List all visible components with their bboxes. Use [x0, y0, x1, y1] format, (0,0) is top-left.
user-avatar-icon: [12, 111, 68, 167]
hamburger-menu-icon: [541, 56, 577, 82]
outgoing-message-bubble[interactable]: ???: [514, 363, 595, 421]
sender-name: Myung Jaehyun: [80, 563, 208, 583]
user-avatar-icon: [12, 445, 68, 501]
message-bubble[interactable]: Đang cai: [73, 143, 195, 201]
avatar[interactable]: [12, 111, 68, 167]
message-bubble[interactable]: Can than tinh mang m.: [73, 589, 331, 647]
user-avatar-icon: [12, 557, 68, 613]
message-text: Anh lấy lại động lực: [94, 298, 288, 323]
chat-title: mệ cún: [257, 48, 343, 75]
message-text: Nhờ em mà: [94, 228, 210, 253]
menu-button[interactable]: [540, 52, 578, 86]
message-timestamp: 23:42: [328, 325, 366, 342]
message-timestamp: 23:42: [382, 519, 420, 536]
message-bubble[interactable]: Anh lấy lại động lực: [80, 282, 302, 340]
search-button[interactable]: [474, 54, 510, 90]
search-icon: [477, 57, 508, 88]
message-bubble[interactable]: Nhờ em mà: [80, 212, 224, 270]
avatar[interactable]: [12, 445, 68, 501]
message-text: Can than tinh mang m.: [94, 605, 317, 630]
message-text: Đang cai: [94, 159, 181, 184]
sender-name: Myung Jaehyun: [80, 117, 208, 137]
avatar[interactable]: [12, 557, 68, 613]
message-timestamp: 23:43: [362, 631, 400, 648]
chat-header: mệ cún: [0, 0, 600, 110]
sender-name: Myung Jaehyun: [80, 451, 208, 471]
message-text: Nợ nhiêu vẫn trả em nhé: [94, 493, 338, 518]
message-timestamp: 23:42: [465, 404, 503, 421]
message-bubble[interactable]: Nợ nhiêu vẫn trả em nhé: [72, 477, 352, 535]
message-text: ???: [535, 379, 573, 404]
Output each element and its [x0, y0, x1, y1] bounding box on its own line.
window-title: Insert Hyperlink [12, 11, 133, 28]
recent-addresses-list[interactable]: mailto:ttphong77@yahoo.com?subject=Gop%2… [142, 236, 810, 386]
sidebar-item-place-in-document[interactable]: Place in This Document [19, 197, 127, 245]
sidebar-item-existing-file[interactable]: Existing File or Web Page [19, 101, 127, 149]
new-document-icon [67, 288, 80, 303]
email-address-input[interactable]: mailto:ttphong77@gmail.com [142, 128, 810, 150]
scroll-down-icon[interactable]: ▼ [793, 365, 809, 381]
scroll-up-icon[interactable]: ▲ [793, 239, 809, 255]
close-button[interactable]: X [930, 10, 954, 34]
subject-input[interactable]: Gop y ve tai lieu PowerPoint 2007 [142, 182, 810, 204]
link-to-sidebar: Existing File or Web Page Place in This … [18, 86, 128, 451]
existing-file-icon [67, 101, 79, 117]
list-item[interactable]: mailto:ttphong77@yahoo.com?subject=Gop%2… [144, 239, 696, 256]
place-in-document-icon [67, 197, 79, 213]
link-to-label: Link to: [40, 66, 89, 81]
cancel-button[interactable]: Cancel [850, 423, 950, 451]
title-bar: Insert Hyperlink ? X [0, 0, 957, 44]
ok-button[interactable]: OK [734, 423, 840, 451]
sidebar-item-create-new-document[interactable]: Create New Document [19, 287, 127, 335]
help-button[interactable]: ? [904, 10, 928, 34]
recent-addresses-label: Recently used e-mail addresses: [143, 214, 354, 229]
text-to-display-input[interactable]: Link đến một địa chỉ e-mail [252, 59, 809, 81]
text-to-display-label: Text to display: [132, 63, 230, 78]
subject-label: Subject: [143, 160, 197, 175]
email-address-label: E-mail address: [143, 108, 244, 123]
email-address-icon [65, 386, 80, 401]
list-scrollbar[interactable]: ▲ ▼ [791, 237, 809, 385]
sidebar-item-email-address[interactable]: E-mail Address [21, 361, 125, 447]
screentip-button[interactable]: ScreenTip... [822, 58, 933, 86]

-- Your goal --
Reproduce all of the records above word for word, line by line, from the first line to the last.

-- Correct result --
List all visible components with their bboxes. Use [x0, y0, x1, y1] format, (0,0) is top-left.
user-avatar-icon: [12, 111, 68, 167]
hamburger-menu-icon: [541, 56, 577, 82]
outgoing-message-bubble[interactable]: ???: [514, 363, 595, 421]
sender-name: Myung Jaehyun: [80, 563, 208, 583]
user-avatar-icon: [12, 445, 68, 501]
message-bubble[interactable]: Đang cai: [73, 143, 195, 201]
avatar[interactable]: [12, 111, 68, 167]
message-bubble[interactable]: Can than tinh mang m.: [73, 589, 331, 647]
user-avatar-icon: [12, 557, 68, 613]
message-text: Anh lấy lại động lực: [94, 298, 288, 323]
chat-title: mệ cún: [257, 48, 343, 75]
message-text: Nhờ em mà: [94, 228, 210, 253]
menu-button[interactable]: [540, 52, 578, 86]
message-timestamp: 23:42: [328, 325, 366, 342]
message-timestamp: 23:42: [382, 519, 420, 536]
message-bubble[interactable]: Anh lấy lại động lực: [80, 282, 302, 340]
search-button[interactable]: [474, 54, 510, 90]
search-icon: [477, 57, 508, 88]
message-bubble[interactable]: Nhờ em mà: [80, 212, 224, 270]
avatar[interactable]: [12, 445, 68, 501]
message-text: Can than tinh mang m.: [94, 605, 317, 630]
message-text: Đang cai: [94, 159, 181, 184]
sender-name: Myung Jaehyun: [80, 117, 208, 137]
avatar[interactable]: [12, 557, 68, 613]
message-timestamp: 23:43: [362, 631, 400, 648]
chat-header: mệ cún: [0, 0, 600, 110]
sender-name: Myung Jaehyun: [80, 451, 208, 471]
message-text: Nợ nhiêu vẫn trả em nhé: [94, 493, 338, 518]
message-timestamp: 23:42: [465, 404, 503, 421]
message-bubble[interactable]: Nợ nhiêu vẫn trả em nhé: [72, 477, 352, 535]
message-text: ???: [535, 379, 573, 404]
Output each element and its [x0, y0, x1, y1] bounding box on its own line.
window-title: Insert Hyperlink [12, 11, 133, 28]
recent-addresses-list[interactable]: mailto:ttphong77@yahoo.com?subject=Gop%2… [142, 236, 810, 386]
sidebar-item-place-in-document[interactable]: Place in This Document [19, 197, 127, 245]
sidebar-item-existing-file[interactable]: Existing File or Web Page [19, 101, 127, 149]
new-document-icon [67, 288, 80, 303]
email-address-input[interactable]: mailto:ttphong77@gmail.com [142, 128, 810, 150]
scroll-down-icon[interactable]: ▼ [793, 365, 809, 381]
scroll-up-icon[interactable]: ▲ [793, 239, 809, 255]
close-button[interactable]: X [930, 10, 954, 34]
subject-input[interactable]: Gop y ve tai lieu PowerPoint 2007 [142, 182, 810, 204]
link-to-sidebar: Existing File or Web Page Place in This … [18, 86, 128, 451]
existing-file-icon [67, 101, 79, 117]
list-item[interactable]: mailto:ttphong77@yahoo.com?subject=Gop%2… [144, 239, 696, 256]
place-in-document-icon [67, 197, 79, 213]
link-to-label: Link to: [40, 66, 89, 81]
cancel-button[interactable]: Cancel [850, 423, 950, 451]
title-bar: Insert Hyperlink ? X [0, 0, 957, 44]
ok-button[interactable]: OK [734, 423, 840, 451]
sidebar-item-create-new-document[interactable]: Create New Document [19, 287, 127, 335]
help-button[interactable]: ? [904, 10, 928, 34]
recent-addresses-label: Recently used e-mail addresses: [143, 214, 354, 229]
text-to-display-input[interactable]: Link đến một địa chỉ e-mail [252, 59, 809, 81]
text-to-display-label: Text to display: [132, 63, 230, 78]
subject-label: Subject: [143, 160, 197, 175]
email-address-label: E-mail address: [143, 108, 244, 123]
email-address-icon [65, 386, 80, 401]
list-scrollbar[interactable]: ▲ ▼ [791, 237, 809, 385]
sidebar-item-email-address[interactable]: E-mail Address [21, 361, 125, 447]
screentip-button[interactable]: ScreenTip... [822, 58, 933, 86]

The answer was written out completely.